• [Source data]:
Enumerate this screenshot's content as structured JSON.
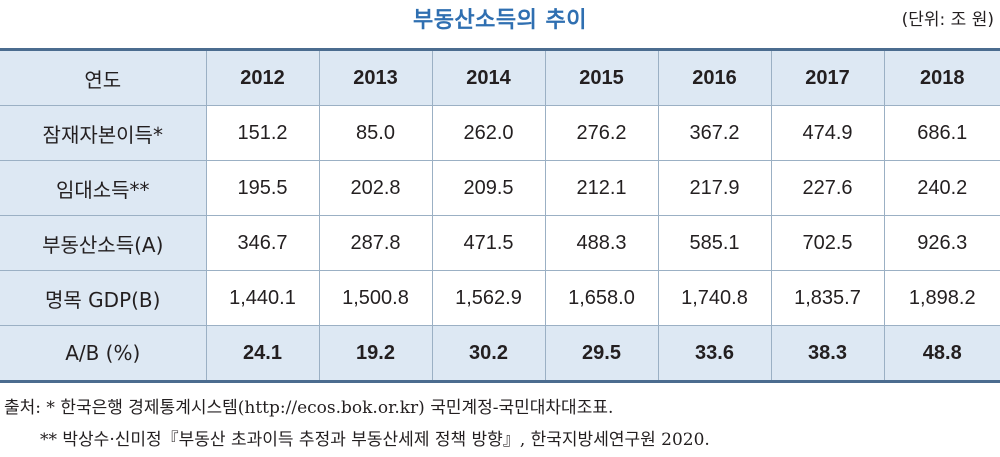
{
  "title": "부동산소득의 추이",
  "unit": "(단위: 조 원)",
  "table": {
    "header": [
      "연도",
      "2012",
      "2013",
      "2014",
      "2015",
      "2016",
      "2017",
      "2018"
    ],
    "rows": [
      {
        "label": "잠재자본이득*",
        "values": [
          "151.2",
          "85.0",
          "262.0",
          "276.2",
          "367.2",
          "474.9",
          "686.1"
        ]
      },
      {
        "label": "임대소득**",
        "values": [
          "195.5",
          "202.8",
          "209.5",
          "212.1",
          "217.9",
          "227.6",
          "240.2"
        ]
      },
      {
        "label": "부동산소득(A)",
        "values": [
          "346.7",
          "287.8",
          "471.5",
          "488.3",
          "585.1",
          "702.5",
          "926.3"
        ]
      },
      {
        "label": "명목 GDP(B)",
        "values": [
          "1,440.1",
          "1,500.8",
          "1,562.9",
          "1,658.0",
          "1,740.8",
          "1,835.7",
          "1,898.2"
        ]
      },
      {
        "label": "A/B (%)",
        "values": [
          "24.1",
          "19.2",
          "30.2",
          "29.5",
          "33.6",
          "38.3",
          "48.8"
        ]
      }
    ]
  },
  "notes": {
    "line1": "출처: * 한국은행 경제통계시스템(http://ecos.bok.or.kr) 국민계정-국민대차대조표.",
    "line2": "** 박상수·신미정『부동산 초과이득 추정과 부동산세제 정책 방향』, 한국지방세연구원 2020."
  }
}
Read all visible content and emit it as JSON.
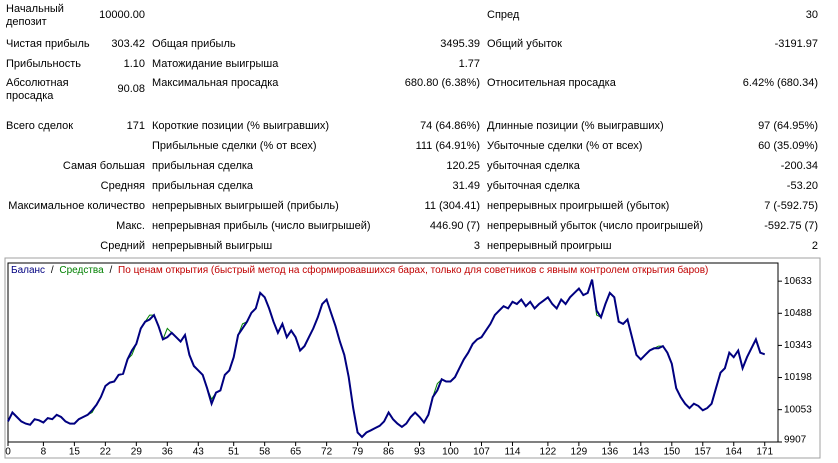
{
  "report": {
    "rows": [
      [
        "Начальный\nдепозит",
        "10000.00",
        null,
        null,
        "Спред",
        "30"
      ],
      [
        "Чистая прибыль",
        "303.42",
        "Общая прибыль",
        "3495.39",
        "Общий убыток",
        "-3191.97"
      ],
      [
        "Прибыльность",
        "1.10",
        "Матожидание выигрыша",
        "1.77",
        null,
        null
      ],
      [
        "Абсолютная\nпросадка",
        "90.08",
        "Максимальная просадка",
        "680.80 (6.38%)",
        "Относительная просадка",
        "6.42% (680.34)"
      ],
      [
        "Всего сделок",
        "171",
        "Короткие позиции (% выигравших)",
        "74 (64.86%)",
        "Длинные позиции (% выигравших)",
        "97 (64.95%)"
      ],
      [
        null,
        null,
        "Прибыльные сделки (% от всех)",
        "111 (64.91%)",
        "Убыточные сделки (% от всех)",
        "60 (35.09%)"
      ],
      [
        "Самая большая",
        null,
        "прибыльная сделка",
        "120.25",
        "убыточная сделка",
        "-200.34"
      ],
      [
        "Средняя",
        null,
        "прибыльная сделка",
        "31.49",
        "убыточная сделка",
        "-53.20"
      ],
      [
        "Максимальное количество",
        null,
        "непрерывных выигрышей (прибыль)",
        "11 (304.41)",
        "непрерывных проигрышей (убыток)",
        "7 (-592.75)"
      ],
      [
        "Макс.",
        null,
        "непрерывная прибыль (число выигрышей)",
        "446.90 (7)",
        "непрерывный убыток (число проигрышей)",
        "-592.75 (7)"
      ],
      [
        "Средний",
        null,
        "непрерывный выигрыш",
        "3",
        "непрерывный проигрыш",
        "2"
      ]
    ]
  },
  "chart_data": {
    "type": "line",
    "separator": "/",
    "mode": "По ценам открытия (быстрый метод на сформировавшихся барах, только для советников с явным контролем открытия баров)",
    "mode_color": "#c00000",
    "xlim": [
      0,
      174
    ],
    "xticks": [
      0,
      8,
      15,
      22,
      29,
      36,
      43,
      51,
      58,
      65,
      72,
      79,
      86,
      93,
      100,
      107,
      114,
      122,
      129,
      136,
      143,
      150,
      157,
      164,
      171
    ],
    "ylim": [
      9907,
      10715
    ],
    "yticks": [
      9907,
      10053,
      10198,
      10343,
      10488,
      10633
    ],
    "series": [
      {
        "name": "Баланс",
        "color": "#000080",
        "values": [
          10000,
          10040,
          10020,
          10000,
          9990,
          9985,
          10010,
          10005,
          9995,
          10015,
          10010,
          10030,
          10020,
          10000,
          9990,
          9990,
          10010,
          10020,
          10030,
          10050,
          10075,
          10110,
          10160,
          10175,
          10180,
          10210,
          10215,
          10280,
          10320,
          10350,
          10420,
          10450,
          10460,
          10480,
          10430,
          10370,
          10380,
          10400,
          10380,
          10360,
          10390,
          10300,
          10250,
          10230,
          10210,
          10150,
          10080,
          10130,
          10140,
          10210,
          10230,
          10290,
          10390,
          10420,
          10450,
          10490,
          10510,
          10580,
          10560,
          10510,
          10450,
          10400,
          10440,
          10380,
          10410,
          10380,
          10320,
          10340,
          10380,
          10420,
          10470,
          10530,
          10550,
          10490,
          10430,
          10360,
          10300,
          10200,
          10060,
          9950,
          9930,
          9950,
          9960,
          9970,
          9980,
          10000,
          10040,
          10010,
          9990,
          9975,
          9990,
          10020,
          10040,
          10020,
          9995,
          10030,
          10110,
          10140,
          10190,
          10180,
          10180,
          10200,
          10240,
          10280,
          10310,
          10350,
          10370,
          10380,
          10410,
          10440,
          10480,
          10500,
          10520,
          10510,
          10540,
          10530,
          10550,
          10520,
          10540,
          10510,
          10530,
          10545,
          10560,
          10530,
          10510,
          10550,
          10530,
          10560,
          10580,
          10600,
          10570,
          10580,
          10640,
          10500,
          10470,
          10530,
          10580,
          10560,
          10450,
          10440,
          10460,
          10380,
          10300,
          10280,
          10300,
          10320,
          10330,
          10330,
          10340,
          10310,
          10260,
          10150,
          10110,
          10080,
          10060,
          10080,
          10070,
          10050,
          10060,
          10080,
          10150,
          10220,
          10240,
          10310,
          10290,
          10320,
          10240,
          10290,
          10330,
          10370,
          10310,
          10303
        ]
      },
      {
        "name": "Средства",
        "color": "#008000",
        "values": [
          10000,
          10040,
          10020,
          10000,
          9990,
          9985,
          10010,
          10005,
          9995,
          10015,
          10010,
          10030,
          10020,
          10000,
          9990,
          9990,
          10010,
          10020,
          10030,
          10040,
          10075,
          10110,
          10160,
          10175,
          10180,
          10210,
          10215,
          10280,
          10300,
          10350,
          10420,
          10450,
          10480,
          10480,
          10430,
          10370,
          10420,
          10400,
          10380,
          10360,
          10390,
          10300,
          10250,
          10230,
          10210,
          10150,
          10100,
          10130,
          10140,
          10210,
          10230,
          10290,
          10390,
          10440,
          10450,
          10490,
          10510,
          10580,
          10560,
          10510,
          10450,
          10400,
          10440,
          10380,
          10410,
          10380,
          10320,
          10340,
          10380,
          10420,
          10470,
          10530,
          10550,
          10490,
          10430,
          10360,
          10300,
          10200,
          10060,
          9950,
          9930,
          9950,
          9960,
          9970,
          9980,
          10000,
          10040,
          10010,
          9990,
          9975,
          9990,
          10020,
          10040,
          10020,
          9995,
          10030,
          10110,
          10170,
          10190,
          10180,
          10180,
          10200,
          10240,
          10280,
          10310,
          10350,
          10370,
          10380,
          10410,
          10440,
          10480,
          10500,
          10520,
          10510,
          10540,
          10530,
          10550,
          10520,
          10540,
          10510,
          10530,
          10545,
          10560,
          10530,
          10510,
          10550,
          10530,
          10560,
          10580,
          10600,
          10570,
          10580,
          10640,
          10480,
          10470,
          10530,
          10580,
          10560,
          10450,
          10440,
          10460,
          10380,
          10300,
          10280,
          10300,
          10320,
          10330,
          10340,
          10340,
          10310,
          10260,
          10150,
          10110,
          10080,
          10060,
          10080,
          10070,
          10050,
          10060,
          10080,
          10150,
          10220,
          10240,
          10310,
          10290,
          10320,
          10240,
          10290,
          10330,
          10370,
          10310,
          10303
        ]
      }
    ]
  }
}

• [Directions]: Which lines include "label"? Copy each of them out.

• [Finished task]:
        "label": "잠재자본이득*",
        "label": "임대소득**",
        "label": "부동산소득(A)",
        "label": "명목 GDP(B)",
        "label": "A/B (%)",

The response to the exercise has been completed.